**What you have to do:**
Reproduce each line exactly. Skip none.

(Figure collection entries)
'''
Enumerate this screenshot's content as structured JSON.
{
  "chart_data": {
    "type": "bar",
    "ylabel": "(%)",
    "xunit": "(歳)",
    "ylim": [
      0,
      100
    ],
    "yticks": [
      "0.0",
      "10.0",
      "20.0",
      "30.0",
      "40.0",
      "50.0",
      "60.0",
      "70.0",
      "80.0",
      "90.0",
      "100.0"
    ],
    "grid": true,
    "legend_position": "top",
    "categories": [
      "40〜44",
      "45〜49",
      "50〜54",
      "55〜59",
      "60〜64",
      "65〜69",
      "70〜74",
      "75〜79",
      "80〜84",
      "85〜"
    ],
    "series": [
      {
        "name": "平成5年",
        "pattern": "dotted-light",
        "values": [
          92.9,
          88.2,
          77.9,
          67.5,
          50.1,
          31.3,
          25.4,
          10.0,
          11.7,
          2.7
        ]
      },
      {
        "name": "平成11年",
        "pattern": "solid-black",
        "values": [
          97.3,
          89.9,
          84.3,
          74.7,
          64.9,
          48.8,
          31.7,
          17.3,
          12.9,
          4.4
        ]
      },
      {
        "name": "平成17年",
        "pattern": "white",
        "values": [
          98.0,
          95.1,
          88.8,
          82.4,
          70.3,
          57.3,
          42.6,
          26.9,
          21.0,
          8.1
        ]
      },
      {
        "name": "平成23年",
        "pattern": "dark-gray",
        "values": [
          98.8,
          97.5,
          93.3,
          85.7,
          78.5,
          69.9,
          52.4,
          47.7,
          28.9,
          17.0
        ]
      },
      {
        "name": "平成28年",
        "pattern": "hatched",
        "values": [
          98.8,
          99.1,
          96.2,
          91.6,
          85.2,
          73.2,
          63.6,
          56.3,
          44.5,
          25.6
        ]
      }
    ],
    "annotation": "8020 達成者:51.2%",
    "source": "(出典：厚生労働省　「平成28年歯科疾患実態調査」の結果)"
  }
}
'''
**Problem solution:**
Enumerate this screenshot's content as structured JSON.
{
  "chart_data": {
    "type": "bar",
    "ylabel": "(%)",
    "xunit": "(歳)",
    "ylim": [
      0,
      100
    ],
    "yticks": [
      "0.0",
      "10.0",
      "20.0",
      "30.0",
      "40.0",
      "50.0",
      "60.0",
      "70.0",
      "80.0",
      "90.0",
      "100.0"
    ],
    "grid": true,
    "legend_position": "top",
    "categories": [
      "40〜44",
      "45〜49",
      "50〜54",
      "55〜59",
      "60〜64",
      "65〜69",
      "70〜74",
      "75〜79",
      "80〜84",
      "85〜"
    ],
    "series": [
      {
        "name": "平成5年",
        "pattern": "dotted-light",
        "values": [
          92.9,
          88.2,
          77.9,
          67.5,
          50.1,
          31.3,
          25.4,
          10.0,
          11.7,
          2.7
        ]
      },
      {
        "name": "平成11年",
        "pattern": "solid-black",
        "values": [
          97.3,
          89.9,
          84.3,
          74.7,
          64.9,
          48.8,
          31.7,
          17.3,
          12.9,
          4.4
        ]
      },
      {
        "name": "平成17年",
        "pattern": "white",
        "values": [
          98.0,
          95.1,
          88.8,
          82.4,
          70.3,
          57.3,
          42.6,
          26.9,
          21.0,
          8.1
        ]
      },
      {
        "name": "平成23年",
        "pattern": "dark-gray",
        "values": [
          98.8,
          97.5,
          93.3,
          85.7,
          78.5,
          69.9,
          52.4,
          47.7,
          28.9,
          17.0
        ]
      },
      {
        "name": "平成28年",
        "pattern": "hatched",
        "values": [
          98.8,
          99.1,
          96.2,
          91.6,
          85.2,
          73.2,
          63.6,
          56.3,
          44.5,
          25.6
        ]
      }
    ],
    "annotation": "8020 達成者:51.2%",
    "source": "(出典：厚生労働省　「平成28年歯科疾患実態調査」の結果)"
  }
}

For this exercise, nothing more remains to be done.